[START Information provided]

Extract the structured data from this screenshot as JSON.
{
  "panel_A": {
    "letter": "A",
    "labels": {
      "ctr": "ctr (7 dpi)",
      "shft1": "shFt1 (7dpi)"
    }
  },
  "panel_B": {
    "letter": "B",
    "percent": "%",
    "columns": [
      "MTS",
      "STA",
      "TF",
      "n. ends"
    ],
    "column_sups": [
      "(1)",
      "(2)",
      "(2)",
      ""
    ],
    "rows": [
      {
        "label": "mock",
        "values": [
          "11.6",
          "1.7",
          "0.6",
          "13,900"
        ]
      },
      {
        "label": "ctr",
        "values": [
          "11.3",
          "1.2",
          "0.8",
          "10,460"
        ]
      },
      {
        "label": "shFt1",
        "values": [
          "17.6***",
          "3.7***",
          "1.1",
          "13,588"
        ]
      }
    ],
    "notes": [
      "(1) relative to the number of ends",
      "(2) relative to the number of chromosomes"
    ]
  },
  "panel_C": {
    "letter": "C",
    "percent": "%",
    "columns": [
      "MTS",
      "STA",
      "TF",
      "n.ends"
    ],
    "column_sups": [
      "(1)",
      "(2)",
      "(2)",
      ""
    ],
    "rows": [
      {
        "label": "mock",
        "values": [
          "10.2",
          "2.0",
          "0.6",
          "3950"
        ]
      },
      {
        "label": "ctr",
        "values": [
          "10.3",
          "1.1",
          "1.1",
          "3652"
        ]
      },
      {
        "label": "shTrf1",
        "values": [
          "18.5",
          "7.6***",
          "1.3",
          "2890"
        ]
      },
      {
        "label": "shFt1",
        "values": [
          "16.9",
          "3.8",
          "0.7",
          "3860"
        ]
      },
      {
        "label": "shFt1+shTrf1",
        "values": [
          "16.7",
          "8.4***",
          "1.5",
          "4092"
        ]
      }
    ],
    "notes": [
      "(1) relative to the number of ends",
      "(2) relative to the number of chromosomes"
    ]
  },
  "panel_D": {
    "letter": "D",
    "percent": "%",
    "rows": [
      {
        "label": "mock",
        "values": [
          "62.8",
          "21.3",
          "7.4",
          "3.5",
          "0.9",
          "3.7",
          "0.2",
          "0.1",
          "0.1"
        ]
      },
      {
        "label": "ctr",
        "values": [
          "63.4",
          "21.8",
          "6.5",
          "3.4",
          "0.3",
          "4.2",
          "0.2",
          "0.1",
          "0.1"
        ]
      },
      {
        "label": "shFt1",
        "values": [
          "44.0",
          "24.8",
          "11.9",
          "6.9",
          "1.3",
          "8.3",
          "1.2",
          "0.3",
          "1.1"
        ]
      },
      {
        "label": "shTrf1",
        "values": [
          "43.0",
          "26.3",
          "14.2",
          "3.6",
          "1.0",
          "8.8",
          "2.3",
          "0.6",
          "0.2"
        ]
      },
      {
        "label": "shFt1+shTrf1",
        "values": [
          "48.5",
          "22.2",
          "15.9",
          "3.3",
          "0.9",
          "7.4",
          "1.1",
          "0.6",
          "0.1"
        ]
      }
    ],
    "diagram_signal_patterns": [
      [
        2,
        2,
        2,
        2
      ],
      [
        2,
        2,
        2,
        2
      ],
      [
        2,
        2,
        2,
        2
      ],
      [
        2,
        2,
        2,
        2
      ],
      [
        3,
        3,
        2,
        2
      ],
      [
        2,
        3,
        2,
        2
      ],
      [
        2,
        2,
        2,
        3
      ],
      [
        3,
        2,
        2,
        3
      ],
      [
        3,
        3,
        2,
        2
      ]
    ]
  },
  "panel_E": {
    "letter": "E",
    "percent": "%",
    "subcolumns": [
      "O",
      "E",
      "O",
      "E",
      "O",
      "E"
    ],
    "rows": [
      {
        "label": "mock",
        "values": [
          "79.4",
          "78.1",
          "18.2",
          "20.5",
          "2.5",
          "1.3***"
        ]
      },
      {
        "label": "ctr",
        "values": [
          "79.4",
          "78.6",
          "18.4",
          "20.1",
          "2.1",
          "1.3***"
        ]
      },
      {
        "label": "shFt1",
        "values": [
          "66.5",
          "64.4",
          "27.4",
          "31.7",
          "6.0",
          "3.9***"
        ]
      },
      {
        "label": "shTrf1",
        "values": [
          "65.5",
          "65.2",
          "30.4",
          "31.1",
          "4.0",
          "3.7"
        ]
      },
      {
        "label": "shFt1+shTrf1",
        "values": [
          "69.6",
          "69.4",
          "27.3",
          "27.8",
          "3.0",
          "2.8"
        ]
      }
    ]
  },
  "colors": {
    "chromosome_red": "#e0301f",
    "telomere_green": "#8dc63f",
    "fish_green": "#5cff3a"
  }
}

[END Information provided]

» **Set problem**
Set down the entries verbatim, leaving none out.

» **Answer to the problem**
Extract the structured data from this screenshot as JSON.
{
  "panel_A": {
    "letter": "A",
    "labels": {
      "ctr": "ctr (7 dpi)",
      "shft1": "shFt1 (7dpi)"
    }
  },
  "panel_B": {
    "letter": "B",
    "percent": "%",
    "columns": [
      "MTS",
      "STA",
      "TF",
      "n. ends"
    ],
    "column_sups": [
      "(1)",
      "(2)",
      "(2)",
      ""
    ],
    "rows": [
      {
        "label": "mock",
        "values": [
          "11.6",
          "1.7",
          "0.6",
          "13,900"
        ]
      },
      {
        "label": "ctr",
        "values": [
          "11.3",
          "1.2",
          "0.8",
          "10,460"
        ]
      },
      {
        "label": "shFt1",
        "values": [
          "17.6***",
          "3.7***",
          "1.1",
          "13,588"
        ]
      }
    ],
    "notes": [
      "(1) relative to the number of ends",
      "(2) relative to the number of chromosomes"
    ]
  },
  "panel_C": {
    "letter": "C",
    "percent": "%",
    "columns": [
      "MTS",
      "STA",
      "TF",
      "n.ends"
    ],
    "column_sups": [
      "(1)",
      "(2)",
      "(2)",
      ""
    ],
    "rows": [
      {
        "label": "mock",
        "values": [
          "10.2",
          "2.0",
          "0.6",
          "3950"
        ]
      },
      {
        "label": "ctr",
        "values": [
          "10.3",
          "1.1",
          "1.1",
          "3652"
        ]
      },
      {
        "label": "shTrf1",
        "values": [
          "18.5",
          "7.6***",
          "1.3",
          "2890"
        ]
      },
      {
        "label": "shFt1",
        "values": [
          "16.9",
          "3.8",
          "0.7",
          "3860"
        ]
      },
      {
        "label": "shFt1+shTrf1",
        "values": [
          "16.7",
          "8.4***",
          "1.5",
          "4092"
        ]
      }
    ],
    "notes": [
      "(1) relative to the number of ends",
      "(2) relative to the number of chromosomes"
    ]
  },
  "panel_D": {
    "letter": "D",
    "percent": "%",
    "rows": [
      {
        "label": "mock",
        "values": [
          "62.8",
          "21.3",
          "7.4",
          "3.5",
          "0.9",
          "3.7",
          "0.2",
          "0.1",
          "0.1"
        ]
      },
      {
        "label": "ctr",
        "values": [
          "63.4",
          "21.8",
          "6.5",
          "3.4",
          "0.3",
          "4.2",
          "0.2",
          "0.1",
          "0.1"
        ]
      },
      {
        "label": "shFt1",
        "values": [
          "44.0",
          "24.8",
          "11.9",
          "6.9",
          "1.3",
          "8.3",
          "1.2",
          "0.3",
          "1.1"
        ]
      },
      {
        "label": "shTrf1",
        "values": [
          "43.0",
          "26.3",
          "14.2",
          "3.6",
          "1.0",
          "8.8",
          "2.3",
          "0.6",
          "0.2"
        ]
      },
      {
        "label": "shFt1+shTrf1",
        "values": [
          "48.5",
          "22.2",
          "15.9",
          "3.3",
          "0.9",
          "7.4",
          "1.1",
          "0.6",
          "0.1"
        ]
      }
    ],
    "diagram_signal_patterns": [
      [
        2,
        2,
        2,
        2
      ],
      [
        2,
        2,
        2,
        2
      ],
      [
        2,
        2,
        2,
        2
      ],
      [
        2,
        2,
        2,
        2
      ],
      [
        3,
        3,
        2,
        2
      ],
      [
        2,
        3,
        2,
        2
      ],
      [
        2,
        2,
        2,
        3
      ],
      [
        3,
        2,
        2,
        3
      ],
      [
        3,
        3,
        2,
        2
      ]
    ]
  },
  "panel_E": {
    "letter": "E",
    "percent": "%",
    "subcolumns": [
      "O",
      "E",
      "O",
      "E",
      "O",
      "E"
    ],
    "rows": [
      {
        "label": "mock",
        "values": [
          "79.4",
          "78.1",
          "18.2",
          "20.5",
          "2.5",
          "1.3***"
        ]
      },
      {
        "label": "ctr",
        "values": [
          "79.4",
          "78.6",
          "18.4",
          "20.1",
          "2.1",
          "1.3***"
        ]
      },
      {
        "label": "shFt1",
        "values": [
          "66.5",
          "64.4",
          "27.4",
          "31.7",
          "6.0",
          "3.9***"
        ]
      },
      {
        "label": "shTrf1",
        "values": [
          "65.5",
          "65.2",
          "30.4",
          "31.1",
          "4.0",
          "3.7"
        ]
      },
      {
        "label": "shFt1+shTrf1",
        "values": [
          "69.6",
          "69.4",
          "27.3",
          "27.8",
          "3.0",
          "2.8"
        ]
      }
    ]
  },
  "colors": {
    "chromosome_red": "#e0301f",
    "telomere_green": "#8dc63f",
    "fish_green": "#5cff3a"
  }
}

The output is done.